- Task details
How many lines of the material below contain the string "المملكة"? Answer with the number and nothing else.

- Extracted records
•••••
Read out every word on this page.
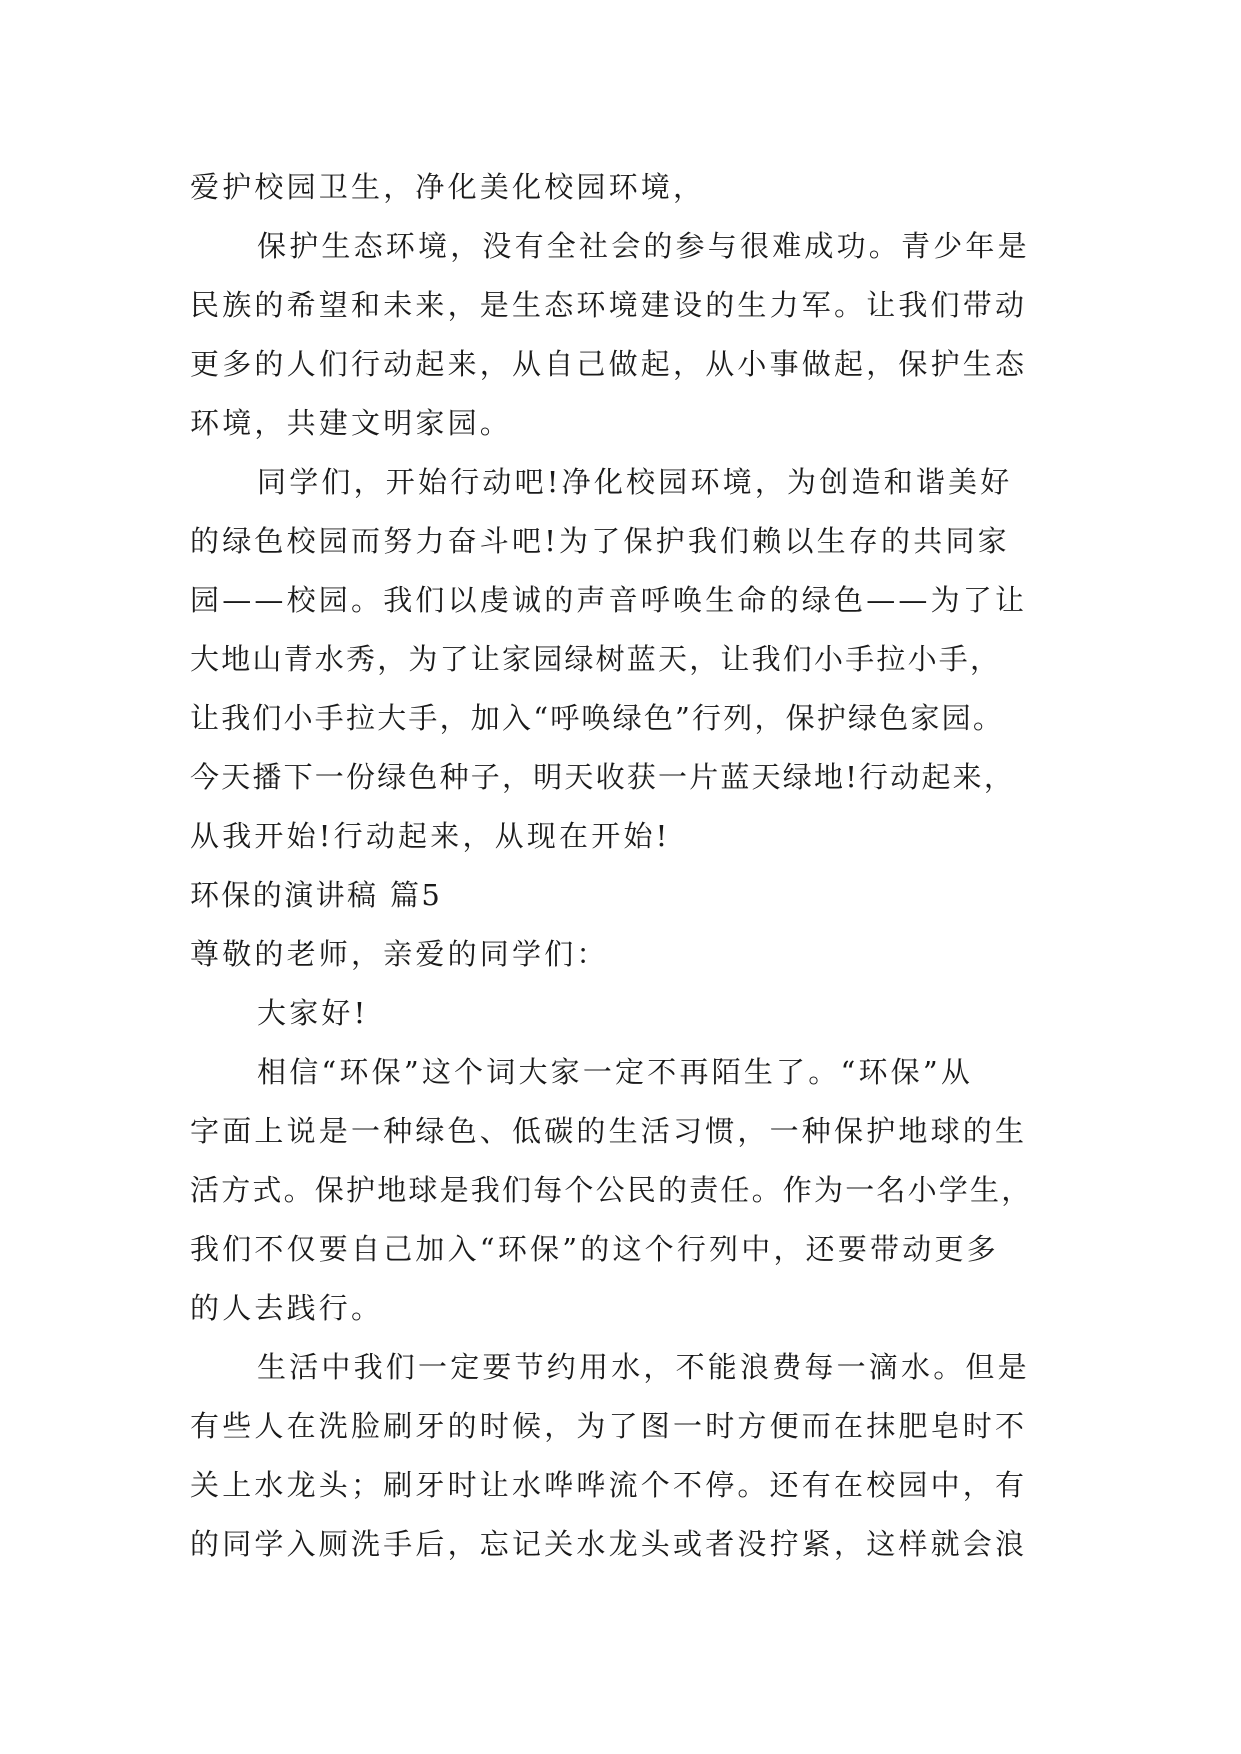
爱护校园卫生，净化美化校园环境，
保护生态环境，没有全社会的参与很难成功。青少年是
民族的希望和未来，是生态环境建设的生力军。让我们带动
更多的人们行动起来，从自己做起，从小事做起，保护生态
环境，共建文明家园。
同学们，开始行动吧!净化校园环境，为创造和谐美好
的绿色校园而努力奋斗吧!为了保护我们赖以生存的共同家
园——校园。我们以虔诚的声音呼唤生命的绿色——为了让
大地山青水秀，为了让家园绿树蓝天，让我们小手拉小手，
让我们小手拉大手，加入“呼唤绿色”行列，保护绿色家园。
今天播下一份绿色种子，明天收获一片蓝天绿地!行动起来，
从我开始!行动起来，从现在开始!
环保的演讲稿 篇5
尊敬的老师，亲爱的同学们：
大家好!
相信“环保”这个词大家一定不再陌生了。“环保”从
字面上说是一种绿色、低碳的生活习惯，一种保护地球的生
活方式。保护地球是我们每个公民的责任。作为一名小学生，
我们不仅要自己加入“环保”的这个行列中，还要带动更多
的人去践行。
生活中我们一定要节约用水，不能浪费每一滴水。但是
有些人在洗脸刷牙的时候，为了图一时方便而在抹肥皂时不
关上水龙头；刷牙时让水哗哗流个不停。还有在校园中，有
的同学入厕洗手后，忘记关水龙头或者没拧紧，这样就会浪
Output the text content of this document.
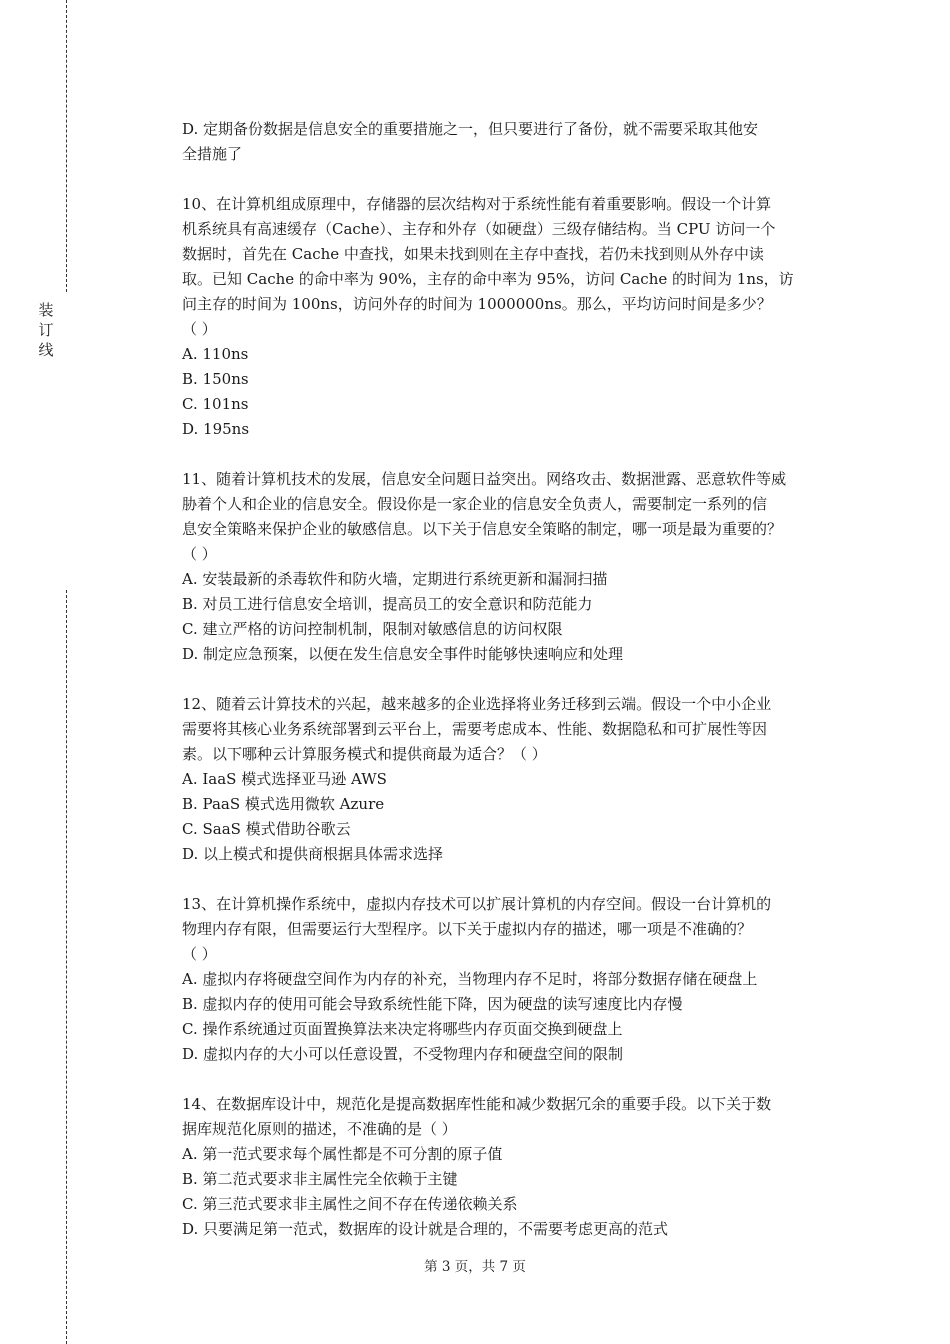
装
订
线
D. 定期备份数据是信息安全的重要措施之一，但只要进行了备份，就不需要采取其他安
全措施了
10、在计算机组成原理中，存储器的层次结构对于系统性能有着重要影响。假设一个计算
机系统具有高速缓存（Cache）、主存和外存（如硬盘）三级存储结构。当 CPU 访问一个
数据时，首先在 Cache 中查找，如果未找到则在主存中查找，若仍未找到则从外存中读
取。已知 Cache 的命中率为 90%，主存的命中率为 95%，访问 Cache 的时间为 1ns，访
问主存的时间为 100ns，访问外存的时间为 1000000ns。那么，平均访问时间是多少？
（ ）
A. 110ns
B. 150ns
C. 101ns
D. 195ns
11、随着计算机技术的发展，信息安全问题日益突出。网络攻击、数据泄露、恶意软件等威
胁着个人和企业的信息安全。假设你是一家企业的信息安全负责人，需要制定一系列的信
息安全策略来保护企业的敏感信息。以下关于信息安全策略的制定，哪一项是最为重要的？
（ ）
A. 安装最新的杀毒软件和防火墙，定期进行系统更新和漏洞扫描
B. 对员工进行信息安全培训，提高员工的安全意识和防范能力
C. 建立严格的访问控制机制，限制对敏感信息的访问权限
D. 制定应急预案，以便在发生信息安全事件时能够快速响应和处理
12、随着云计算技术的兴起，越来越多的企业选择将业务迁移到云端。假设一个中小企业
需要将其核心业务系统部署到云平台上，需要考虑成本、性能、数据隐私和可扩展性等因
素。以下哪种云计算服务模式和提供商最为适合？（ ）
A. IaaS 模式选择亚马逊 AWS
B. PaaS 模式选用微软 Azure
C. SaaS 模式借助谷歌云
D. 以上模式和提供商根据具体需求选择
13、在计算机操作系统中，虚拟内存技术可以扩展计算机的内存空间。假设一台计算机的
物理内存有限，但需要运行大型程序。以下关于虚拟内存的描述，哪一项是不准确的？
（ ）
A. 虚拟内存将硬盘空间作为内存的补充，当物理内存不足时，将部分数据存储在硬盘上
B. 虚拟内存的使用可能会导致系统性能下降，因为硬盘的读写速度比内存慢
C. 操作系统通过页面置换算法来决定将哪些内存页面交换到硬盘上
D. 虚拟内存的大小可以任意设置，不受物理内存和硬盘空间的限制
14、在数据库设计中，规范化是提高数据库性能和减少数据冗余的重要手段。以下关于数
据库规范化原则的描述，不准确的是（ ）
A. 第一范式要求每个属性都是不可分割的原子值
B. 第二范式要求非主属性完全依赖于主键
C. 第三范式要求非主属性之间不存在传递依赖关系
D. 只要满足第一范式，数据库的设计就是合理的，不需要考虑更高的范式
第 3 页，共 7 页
•••••
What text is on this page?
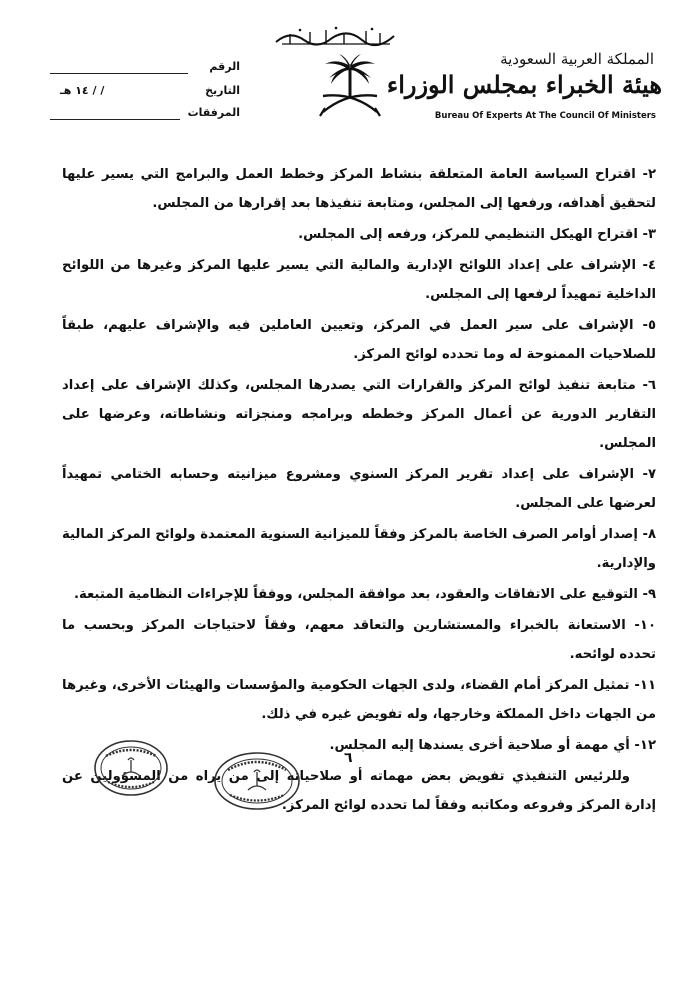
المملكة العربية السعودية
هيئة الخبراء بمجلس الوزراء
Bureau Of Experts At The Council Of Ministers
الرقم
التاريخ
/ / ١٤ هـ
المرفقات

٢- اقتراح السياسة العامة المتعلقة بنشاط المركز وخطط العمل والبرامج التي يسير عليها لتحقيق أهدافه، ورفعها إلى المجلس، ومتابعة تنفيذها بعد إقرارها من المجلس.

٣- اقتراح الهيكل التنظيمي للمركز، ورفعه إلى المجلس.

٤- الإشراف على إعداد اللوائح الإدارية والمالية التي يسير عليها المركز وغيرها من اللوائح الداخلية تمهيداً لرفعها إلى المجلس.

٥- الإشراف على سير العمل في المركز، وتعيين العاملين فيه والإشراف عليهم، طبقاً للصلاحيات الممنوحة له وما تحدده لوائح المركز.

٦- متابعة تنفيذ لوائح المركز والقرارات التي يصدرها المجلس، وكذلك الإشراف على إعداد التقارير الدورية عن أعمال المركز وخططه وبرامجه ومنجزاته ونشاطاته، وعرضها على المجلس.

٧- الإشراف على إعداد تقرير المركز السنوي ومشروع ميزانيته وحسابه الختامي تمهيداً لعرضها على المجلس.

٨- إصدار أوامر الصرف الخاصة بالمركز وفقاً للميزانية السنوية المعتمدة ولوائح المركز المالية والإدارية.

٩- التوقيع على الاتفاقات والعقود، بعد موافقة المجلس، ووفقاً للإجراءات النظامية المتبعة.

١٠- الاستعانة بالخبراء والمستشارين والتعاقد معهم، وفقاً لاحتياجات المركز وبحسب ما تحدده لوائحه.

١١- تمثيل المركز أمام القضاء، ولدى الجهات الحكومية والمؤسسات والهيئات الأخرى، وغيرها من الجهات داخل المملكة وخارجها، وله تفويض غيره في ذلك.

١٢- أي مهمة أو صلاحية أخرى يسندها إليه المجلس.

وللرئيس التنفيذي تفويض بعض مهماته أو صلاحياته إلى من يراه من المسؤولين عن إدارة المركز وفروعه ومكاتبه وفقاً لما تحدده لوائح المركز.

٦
•••••
- Solution for this problem
2